[Exercise inputs]
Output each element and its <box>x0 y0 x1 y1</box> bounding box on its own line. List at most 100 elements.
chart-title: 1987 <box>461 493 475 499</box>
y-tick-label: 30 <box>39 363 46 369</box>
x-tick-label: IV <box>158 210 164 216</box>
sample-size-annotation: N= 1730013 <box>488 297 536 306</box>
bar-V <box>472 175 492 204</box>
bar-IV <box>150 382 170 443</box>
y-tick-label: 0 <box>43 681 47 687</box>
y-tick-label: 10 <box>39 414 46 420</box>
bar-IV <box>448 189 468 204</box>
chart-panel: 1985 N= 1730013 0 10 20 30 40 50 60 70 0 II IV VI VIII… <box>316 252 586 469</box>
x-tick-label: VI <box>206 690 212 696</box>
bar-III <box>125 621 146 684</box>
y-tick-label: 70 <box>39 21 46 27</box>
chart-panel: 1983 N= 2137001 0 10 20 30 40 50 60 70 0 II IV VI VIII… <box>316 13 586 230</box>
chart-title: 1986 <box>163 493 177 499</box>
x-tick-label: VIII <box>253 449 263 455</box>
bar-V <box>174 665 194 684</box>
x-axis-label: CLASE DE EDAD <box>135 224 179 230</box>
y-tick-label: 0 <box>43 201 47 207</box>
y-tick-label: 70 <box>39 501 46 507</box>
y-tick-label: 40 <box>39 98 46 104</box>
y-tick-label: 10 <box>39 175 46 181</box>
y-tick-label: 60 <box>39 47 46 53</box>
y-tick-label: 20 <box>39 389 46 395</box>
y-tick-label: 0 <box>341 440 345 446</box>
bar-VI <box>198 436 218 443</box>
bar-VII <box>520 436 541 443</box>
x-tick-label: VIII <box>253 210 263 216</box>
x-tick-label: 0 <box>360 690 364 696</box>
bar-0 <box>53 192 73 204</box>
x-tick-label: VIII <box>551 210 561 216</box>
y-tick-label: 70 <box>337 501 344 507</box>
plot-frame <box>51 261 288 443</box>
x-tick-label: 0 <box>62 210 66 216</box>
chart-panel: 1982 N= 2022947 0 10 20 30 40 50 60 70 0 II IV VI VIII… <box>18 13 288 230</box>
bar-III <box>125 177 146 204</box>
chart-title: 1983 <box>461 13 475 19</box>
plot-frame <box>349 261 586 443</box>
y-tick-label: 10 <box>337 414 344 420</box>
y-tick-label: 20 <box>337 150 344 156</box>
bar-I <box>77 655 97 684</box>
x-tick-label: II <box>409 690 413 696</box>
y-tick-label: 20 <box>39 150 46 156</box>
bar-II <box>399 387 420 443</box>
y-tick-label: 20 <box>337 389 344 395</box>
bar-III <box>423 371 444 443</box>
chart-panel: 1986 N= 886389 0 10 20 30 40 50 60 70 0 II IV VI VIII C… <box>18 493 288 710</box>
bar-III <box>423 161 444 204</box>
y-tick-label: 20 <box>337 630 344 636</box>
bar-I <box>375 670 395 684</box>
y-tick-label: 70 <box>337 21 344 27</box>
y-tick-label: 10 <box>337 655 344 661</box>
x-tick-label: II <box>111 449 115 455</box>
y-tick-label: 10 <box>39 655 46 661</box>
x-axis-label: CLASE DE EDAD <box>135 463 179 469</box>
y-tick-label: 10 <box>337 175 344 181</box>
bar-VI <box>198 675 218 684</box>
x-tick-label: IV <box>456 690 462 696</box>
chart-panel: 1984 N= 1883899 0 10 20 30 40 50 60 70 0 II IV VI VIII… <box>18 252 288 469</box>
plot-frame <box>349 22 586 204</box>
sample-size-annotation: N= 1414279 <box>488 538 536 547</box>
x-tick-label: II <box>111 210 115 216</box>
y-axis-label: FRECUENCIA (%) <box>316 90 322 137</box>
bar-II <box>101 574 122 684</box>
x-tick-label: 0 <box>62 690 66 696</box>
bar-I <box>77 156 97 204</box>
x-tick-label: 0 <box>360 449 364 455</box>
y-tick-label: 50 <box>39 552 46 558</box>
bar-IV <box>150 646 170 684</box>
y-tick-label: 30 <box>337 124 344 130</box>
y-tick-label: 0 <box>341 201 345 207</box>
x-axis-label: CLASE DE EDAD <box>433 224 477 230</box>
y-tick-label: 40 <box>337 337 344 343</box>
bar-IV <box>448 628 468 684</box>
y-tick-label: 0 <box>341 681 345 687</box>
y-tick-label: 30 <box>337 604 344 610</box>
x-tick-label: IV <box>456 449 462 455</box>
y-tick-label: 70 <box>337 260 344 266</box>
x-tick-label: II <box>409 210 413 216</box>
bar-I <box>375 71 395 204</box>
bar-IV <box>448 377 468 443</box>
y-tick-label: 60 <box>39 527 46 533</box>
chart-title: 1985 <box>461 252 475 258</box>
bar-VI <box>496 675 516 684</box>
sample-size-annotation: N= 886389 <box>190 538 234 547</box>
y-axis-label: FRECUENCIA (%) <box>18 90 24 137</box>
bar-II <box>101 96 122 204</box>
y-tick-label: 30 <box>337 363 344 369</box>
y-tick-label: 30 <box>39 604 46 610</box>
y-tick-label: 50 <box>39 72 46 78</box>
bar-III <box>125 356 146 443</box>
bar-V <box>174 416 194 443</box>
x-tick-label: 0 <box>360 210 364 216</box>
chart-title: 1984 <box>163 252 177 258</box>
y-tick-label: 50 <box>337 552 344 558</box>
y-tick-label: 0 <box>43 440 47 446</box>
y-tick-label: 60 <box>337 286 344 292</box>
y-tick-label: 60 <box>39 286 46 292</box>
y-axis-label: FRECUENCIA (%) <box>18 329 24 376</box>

[Exercise]
Write out every item above again, word for word, each on its own line.

[Answer to this exercise]
Output each element and its <box>x0 y0 x1 y1</box> bounding box on its own line. List at most 100 elements.
chart-title: 1987 <box>461 493 475 499</box>
y-tick-label: 30 <box>39 363 46 369</box>
x-tick-label: IV <box>158 210 164 216</box>
sample-size-annotation: N= 1730013 <box>488 297 536 306</box>
bar-V <box>472 175 492 204</box>
bar-IV <box>150 382 170 443</box>
y-tick-label: 0 <box>43 681 47 687</box>
y-tick-label: 10 <box>39 414 46 420</box>
bar-IV <box>448 189 468 204</box>
chart-panel: 1985 N= 1730013 0 10 20 30 40 50 60 70 0 II IV VI VIII… <box>316 252 586 469</box>
x-tick-label: VI <box>206 690 212 696</box>
bar-III <box>125 621 146 684</box>
y-tick-label: 70 <box>39 21 46 27</box>
chart-panel: 1983 N= 2137001 0 10 20 30 40 50 60 70 0 II IV VI VIII… <box>316 13 586 230</box>
chart-title: 1986 <box>163 493 177 499</box>
x-tick-label: VIII <box>253 449 263 455</box>
bar-V <box>174 665 194 684</box>
x-axis-label: CLASE DE EDAD <box>135 224 179 230</box>
y-tick-label: 0 <box>43 201 47 207</box>
y-tick-label: 70 <box>39 501 46 507</box>
y-tick-label: 40 <box>39 98 46 104</box>
y-tick-label: 10 <box>39 175 46 181</box>
y-tick-label: 60 <box>39 47 46 53</box>
y-tick-label: 20 <box>39 389 46 395</box>
y-tick-label: 0 <box>341 440 345 446</box>
bar-VI <box>198 436 218 443</box>
bar-VII <box>520 436 541 443</box>
x-tick-label: VIII <box>253 210 263 216</box>
x-tick-label: 0 <box>360 690 364 696</box>
bar-0 <box>53 192 73 204</box>
x-tick-label: VIII <box>551 210 561 216</box>
y-tick-label: 70 <box>337 501 344 507</box>
plot-frame <box>51 261 288 443</box>
x-tick-label: 0 <box>62 210 66 216</box>
chart-panel: 1982 N= 2022947 0 10 20 30 40 50 60 70 0 II IV VI VIII… <box>18 13 288 230</box>
bar-III <box>125 177 146 204</box>
chart-title: 1983 <box>461 13 475 19</box>
plot-frame <box>349 261 586 443</box>
y-tick-label: 10 <box>337 414 344 420</box>
y-tick-label: 20 <box>337 150 344 156</box>
bar-I <box>77 655 97 684</box>
x-tick-label: II <box>409 690 413 696</box>
y-tick-label: 20 <box>39 150 46 156</box>
bar-II <box>399 387 420 443</box>
y-tick-label: 20 <box>337 389 344 395</box>
bar-III <box>423 371 444 443</box>
chart-panel: 1986 N= 886389 0 10 20 30 40 50 60 70 0 II IV VI VIII C… <box>18 493 288 710</box>
bar-III <box>423 161 444 204</box>
y-tick-label: 20 <box>337 630 344 636</box>
bar-I <box>375 670 395 684</box>
y-tick-label: 70 <box>337 21 344 27</box>
y-tick-label: 10 <box>337 655 344 661</box>
x-tick-label: II <box>111 449 115 455</box>
y-tick-label: 10 <box>39 655 46 661</box>
x-axis-label: CLASE DE EDAD <box>135 463 179 469</box>
y-tick-label: 10 <box>337 175 344 181</box>
bar-VI <box>198 675 218 684</box>
x-tick-label: IV <box>456 690 462 696</box>
chart-panel: 1984 N= 1883899 0 10 20 30 40 50 60 70 0 II IV VI VIII… <box>18 252 288 469</box>
plot-frame <box>349 22 586 204</box>
sample-size-annotation: N= 1414279 <box>488 538 536 547</box>
x-tick-label: II <box>111 210 115 216</box>
y-axis-label: FRECUENCIA (%) <box>316 90 322 137</box>
bar-II <box>101 574 122 684</box>
x-tick-label: 0 <box>62 690 66 696</box>
bar-I <box>77 156 97 204</box>
x-tick-label: 0 <box>360 449 364 455</box>
y-tick-label: 50 <box>39 552 46 558</box>
bar-IV <box>150 646 170 684</box>
y-tick-label: 30 <box>337 124 344 130</box>
y-tick-label: 0 <box>341 201 345 207</box>
x-axis-label: CLASE DE EDAD <box>433 224 477 230</box>
y-tick-label: 40 <box>337 337 344 343</box>
bar-IV <box>448 628 468 684</box>
y-tick-label: 0 <box>341 681 345 687</box>
y-tick-label: 30 <box>337 604 344 610</box>
x-tick-label: IV <box>456 449 462 455</box>
y-tick-label: 70 <box>337 260 344 266</box>
x-tick-label: II <box>409 210 413 216</box>
bar-I <box>375 71 395 204</box>
bar-IV <box>448 377 468 443</box>
y-tick-label: 60 <box>39 527 46 533</box>
chart-title: 1985 <box>461 252 475 258</box>
bar-VI <box>496 675 516 684</box>
sample-size-annotation: N= 886389 <box>190 538 234 547</box>
y-axis-label: FRECUENCIA (%) <box>18 90 24 137</box>
bar-II <box>101 96 122 204</box>
y-tick-label: 30 <box>337 363 344 369</box>
y-tick-label: 30 <box>39 604 46 610</box>
y-tick-label: 50 <box>39 72 46 78</box>
bar-III <box>125 356 146 443</box>
bar-V <box>174 416 194 443</box>
x-tick-label: 0 <box>360 210 364 216</box>
chart-title: 1984 <box>163 252 177 258</box>
y-tick-label: 50 <box>337 552 344 558</box>
y-tick-label: 0 <box>43 440 47 446</box>
y-tick-label: 60 <box>337 286 344 292</box>
y-tick-label: 60 <box>39 286 46 292</box>
y-axis-label: FRECUENCIA (%) <box>18 329 24 376</box>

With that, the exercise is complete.